::: Extract :::

# how hard



## jwelectric (Sep 11, 2013)

I know to some this is a silly question but to someone who doesn’t know the difference between CPVC and PVC I think it is a fair question.

How hard is the inspector’s test? Could someone without any experience in plumbing pass it easily?


----------



## rshuey (Sep 11, 2013)

One's white, one's not. I would say read a few books first, shadow a few plumbers.


----------



## Moscow (Sep 11, 2013)

The IPC test was not to hard but you still need to be familer with plumbing. Now the UPC one was a pain when I took it, it was 2hr open book 2hr close book and lucky for me I am a jouneyman plumber and was in the field for 10 years. However there is lots of rules-of-thumb in plumbing which can get you into trouble when taking a test.

Good Luck


----------



## Rick18071 (Sep 11, 2013)

I think you sould at least take a ICC class on plumbing.


----------



## mjesse (Sep 11, 2013)

jwelectric said:
			
		

> How hard is the inspector’s test? Could someone without any experience in plumbing pass it easily?


Are you asking about the ICC certification? Read the book, take an open book test, no experience necessary. But, don't forget your $$ for the book and test.


----------



## Gregg Harris (Sep 11, 2013)

jwelectric said:
			
		

> I know to some this is a silly question but to someone who doesn’t know the difference between CPVC and PVC I think it is a fair question.How hard is the inspector’s test? Could someone without any experience in plumbing pass it easily?


No harder than comprehending grounding and bonding. Waste and vents would be the equivalent but not as hard.

Load calculations for drainage fixture units and water flow rate of fixtures = load calculations not as hard.

Back flow preventers and air gaps, similar to GFI and arc fault.

PVC versus CPVC would be like SE versus NM similar but  only allowed for specific purpose.

 Electrical is definitely harder than plumbing but knowing how to find an article and how to apply it give someone in a specific discipline an advantage when venturing into another.


----------



## north star (Sep 11, 2013)

*{ ? }*

If you're not familiar with the various aspects of the plumbing field,

it may be a little harder for you......Some people just have a certain

knack for understanding a particular trade area, morseo than

another trade area.

As ***Rick18071*** has recommended, ...taking a plumbing class that

actually teaches / uses the codes you are attempting to understand

and administer, will greatly help you out, IMO, ...moreso than

shadowing a plumber in the field..........Plumbers in the field might

actually instruct you to bite your fingernails........D`OH !!

:::

__Set of tasks__:
**A)** From the forum thread on the plumbing inspector's test, quote the part that opens with the words containing "## north star" and closes with "another trade area.".
**B)** Translate this sentence from the forum thread on the plumbing inspector's test into Spanish: "I would say read a few books first, shadow a few plumbers."

::: Data extract :::

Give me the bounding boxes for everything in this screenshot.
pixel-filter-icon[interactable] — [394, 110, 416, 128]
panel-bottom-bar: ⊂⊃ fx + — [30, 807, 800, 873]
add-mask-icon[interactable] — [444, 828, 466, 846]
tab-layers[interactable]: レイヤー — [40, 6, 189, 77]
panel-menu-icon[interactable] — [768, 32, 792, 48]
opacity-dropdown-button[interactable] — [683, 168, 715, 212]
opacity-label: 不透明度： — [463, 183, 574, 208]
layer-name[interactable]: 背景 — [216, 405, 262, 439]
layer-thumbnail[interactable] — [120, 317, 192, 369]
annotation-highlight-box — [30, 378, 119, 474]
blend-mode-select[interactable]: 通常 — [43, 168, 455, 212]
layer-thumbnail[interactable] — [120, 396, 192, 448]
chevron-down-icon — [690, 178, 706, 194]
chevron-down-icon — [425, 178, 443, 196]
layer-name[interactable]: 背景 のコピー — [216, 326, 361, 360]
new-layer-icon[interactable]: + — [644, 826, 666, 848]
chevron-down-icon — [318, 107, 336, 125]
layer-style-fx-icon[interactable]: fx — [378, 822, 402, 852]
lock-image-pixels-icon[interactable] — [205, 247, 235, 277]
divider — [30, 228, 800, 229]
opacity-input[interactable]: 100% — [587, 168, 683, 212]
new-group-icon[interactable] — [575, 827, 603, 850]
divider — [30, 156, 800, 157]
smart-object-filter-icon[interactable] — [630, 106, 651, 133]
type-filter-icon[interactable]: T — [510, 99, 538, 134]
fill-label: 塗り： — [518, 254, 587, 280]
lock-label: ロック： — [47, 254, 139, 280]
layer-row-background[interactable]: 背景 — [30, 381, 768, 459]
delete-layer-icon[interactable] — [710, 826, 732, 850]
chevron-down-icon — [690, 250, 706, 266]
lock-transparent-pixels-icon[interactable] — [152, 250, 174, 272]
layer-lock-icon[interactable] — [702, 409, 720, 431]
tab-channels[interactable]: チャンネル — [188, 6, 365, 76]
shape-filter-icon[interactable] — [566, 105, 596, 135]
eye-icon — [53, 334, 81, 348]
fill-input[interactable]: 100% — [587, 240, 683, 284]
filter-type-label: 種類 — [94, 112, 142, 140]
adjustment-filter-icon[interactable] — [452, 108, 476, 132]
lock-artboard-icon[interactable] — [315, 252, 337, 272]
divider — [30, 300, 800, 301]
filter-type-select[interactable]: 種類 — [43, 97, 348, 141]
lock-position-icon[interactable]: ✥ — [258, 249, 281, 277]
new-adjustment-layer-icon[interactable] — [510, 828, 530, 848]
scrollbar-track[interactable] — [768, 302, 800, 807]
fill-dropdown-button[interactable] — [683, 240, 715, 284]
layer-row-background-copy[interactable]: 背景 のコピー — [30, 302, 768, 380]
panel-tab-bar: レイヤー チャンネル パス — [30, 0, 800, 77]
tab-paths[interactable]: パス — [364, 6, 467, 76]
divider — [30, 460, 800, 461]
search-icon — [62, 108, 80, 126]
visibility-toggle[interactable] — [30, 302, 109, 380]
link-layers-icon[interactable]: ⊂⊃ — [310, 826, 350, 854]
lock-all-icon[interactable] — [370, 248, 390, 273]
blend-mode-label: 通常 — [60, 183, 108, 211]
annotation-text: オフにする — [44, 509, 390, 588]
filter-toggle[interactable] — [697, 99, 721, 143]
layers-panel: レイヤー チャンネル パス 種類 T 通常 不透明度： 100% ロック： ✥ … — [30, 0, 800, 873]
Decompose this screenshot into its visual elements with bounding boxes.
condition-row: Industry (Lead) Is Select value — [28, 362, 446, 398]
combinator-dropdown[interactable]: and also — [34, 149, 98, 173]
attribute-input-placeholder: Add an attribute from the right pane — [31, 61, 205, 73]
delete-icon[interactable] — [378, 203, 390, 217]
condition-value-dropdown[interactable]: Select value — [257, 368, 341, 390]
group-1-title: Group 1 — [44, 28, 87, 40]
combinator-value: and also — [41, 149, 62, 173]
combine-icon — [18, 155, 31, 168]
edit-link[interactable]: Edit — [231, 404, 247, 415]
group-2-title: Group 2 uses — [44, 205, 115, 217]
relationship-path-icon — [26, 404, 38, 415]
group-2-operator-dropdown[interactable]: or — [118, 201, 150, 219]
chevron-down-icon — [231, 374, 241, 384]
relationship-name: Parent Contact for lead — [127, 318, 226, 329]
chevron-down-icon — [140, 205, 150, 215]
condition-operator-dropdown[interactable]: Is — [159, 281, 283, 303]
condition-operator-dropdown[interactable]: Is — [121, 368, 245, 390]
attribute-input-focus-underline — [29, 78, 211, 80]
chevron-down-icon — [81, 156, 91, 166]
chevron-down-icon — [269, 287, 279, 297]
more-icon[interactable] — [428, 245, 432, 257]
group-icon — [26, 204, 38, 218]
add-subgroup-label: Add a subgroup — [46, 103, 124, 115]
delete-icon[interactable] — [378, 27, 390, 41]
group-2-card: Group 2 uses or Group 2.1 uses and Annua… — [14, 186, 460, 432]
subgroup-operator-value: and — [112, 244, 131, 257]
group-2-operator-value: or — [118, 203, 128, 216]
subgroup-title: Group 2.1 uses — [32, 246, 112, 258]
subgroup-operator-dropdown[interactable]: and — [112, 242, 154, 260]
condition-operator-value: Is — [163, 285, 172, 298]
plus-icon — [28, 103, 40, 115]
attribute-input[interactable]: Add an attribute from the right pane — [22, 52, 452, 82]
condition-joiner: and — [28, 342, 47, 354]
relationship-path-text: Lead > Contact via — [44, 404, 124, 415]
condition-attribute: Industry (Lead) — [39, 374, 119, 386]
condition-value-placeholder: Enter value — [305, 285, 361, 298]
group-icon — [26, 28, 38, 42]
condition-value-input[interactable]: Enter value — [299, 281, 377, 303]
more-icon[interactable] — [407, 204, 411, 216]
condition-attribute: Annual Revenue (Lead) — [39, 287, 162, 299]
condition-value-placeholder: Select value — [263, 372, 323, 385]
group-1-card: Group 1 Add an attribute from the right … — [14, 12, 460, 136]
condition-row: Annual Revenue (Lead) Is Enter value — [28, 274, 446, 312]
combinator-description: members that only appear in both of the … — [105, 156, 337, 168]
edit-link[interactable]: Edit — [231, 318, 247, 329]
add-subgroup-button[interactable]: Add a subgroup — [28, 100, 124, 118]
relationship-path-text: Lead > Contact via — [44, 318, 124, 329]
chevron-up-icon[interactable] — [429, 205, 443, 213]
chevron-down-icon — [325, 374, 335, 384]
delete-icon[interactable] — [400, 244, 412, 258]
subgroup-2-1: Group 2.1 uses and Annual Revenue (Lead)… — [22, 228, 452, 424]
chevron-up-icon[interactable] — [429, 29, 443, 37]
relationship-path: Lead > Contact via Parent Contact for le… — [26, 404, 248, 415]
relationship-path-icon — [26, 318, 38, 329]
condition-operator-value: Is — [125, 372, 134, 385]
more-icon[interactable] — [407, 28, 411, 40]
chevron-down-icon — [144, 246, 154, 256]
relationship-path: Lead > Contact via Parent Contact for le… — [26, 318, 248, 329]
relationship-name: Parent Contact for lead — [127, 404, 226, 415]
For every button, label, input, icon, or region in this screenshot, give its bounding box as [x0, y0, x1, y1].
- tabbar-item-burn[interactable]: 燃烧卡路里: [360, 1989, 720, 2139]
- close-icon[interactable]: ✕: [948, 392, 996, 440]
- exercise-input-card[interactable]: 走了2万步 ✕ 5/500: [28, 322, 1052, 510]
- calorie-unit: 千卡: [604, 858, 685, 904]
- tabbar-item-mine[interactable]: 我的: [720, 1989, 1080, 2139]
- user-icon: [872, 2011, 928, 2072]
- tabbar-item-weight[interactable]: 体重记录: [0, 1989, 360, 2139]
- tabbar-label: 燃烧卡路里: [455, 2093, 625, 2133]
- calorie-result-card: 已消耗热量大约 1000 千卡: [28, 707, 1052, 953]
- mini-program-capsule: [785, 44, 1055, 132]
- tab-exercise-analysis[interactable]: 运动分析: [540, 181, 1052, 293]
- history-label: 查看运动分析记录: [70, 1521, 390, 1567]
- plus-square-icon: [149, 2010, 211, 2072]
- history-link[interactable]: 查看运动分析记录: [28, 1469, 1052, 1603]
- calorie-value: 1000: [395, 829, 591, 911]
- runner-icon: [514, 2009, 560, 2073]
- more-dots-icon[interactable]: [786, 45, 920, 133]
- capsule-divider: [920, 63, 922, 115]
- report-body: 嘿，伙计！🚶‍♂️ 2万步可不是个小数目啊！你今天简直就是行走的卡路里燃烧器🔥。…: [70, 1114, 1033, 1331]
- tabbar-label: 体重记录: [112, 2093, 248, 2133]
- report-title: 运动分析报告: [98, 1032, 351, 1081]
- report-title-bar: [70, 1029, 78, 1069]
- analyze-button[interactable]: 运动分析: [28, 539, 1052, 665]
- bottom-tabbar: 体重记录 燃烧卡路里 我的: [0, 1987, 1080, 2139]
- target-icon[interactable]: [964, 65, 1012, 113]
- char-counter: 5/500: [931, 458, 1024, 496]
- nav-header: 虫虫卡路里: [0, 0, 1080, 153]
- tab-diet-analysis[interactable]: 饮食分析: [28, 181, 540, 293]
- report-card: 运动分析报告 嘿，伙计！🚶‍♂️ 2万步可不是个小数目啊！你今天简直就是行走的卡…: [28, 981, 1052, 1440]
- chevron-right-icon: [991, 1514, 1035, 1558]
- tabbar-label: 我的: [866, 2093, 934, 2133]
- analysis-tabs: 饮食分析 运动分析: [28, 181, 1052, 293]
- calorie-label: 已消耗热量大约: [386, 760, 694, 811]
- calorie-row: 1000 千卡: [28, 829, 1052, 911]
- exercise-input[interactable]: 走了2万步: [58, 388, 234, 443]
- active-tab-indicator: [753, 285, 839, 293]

:::

__Responses by task__:
**A)**
## north star (Sep 11, 2013)

*{ ? }*

If you're not familiar with the various aspects of the plumbing field,

it may be a little harder for you......Some people just have a certain

knack for understanding a particular trade area, morseo than

another trade area.

**B)** Yo diría que primero leas unos cuantos libros y que acompañes a unos cuantos plomeros.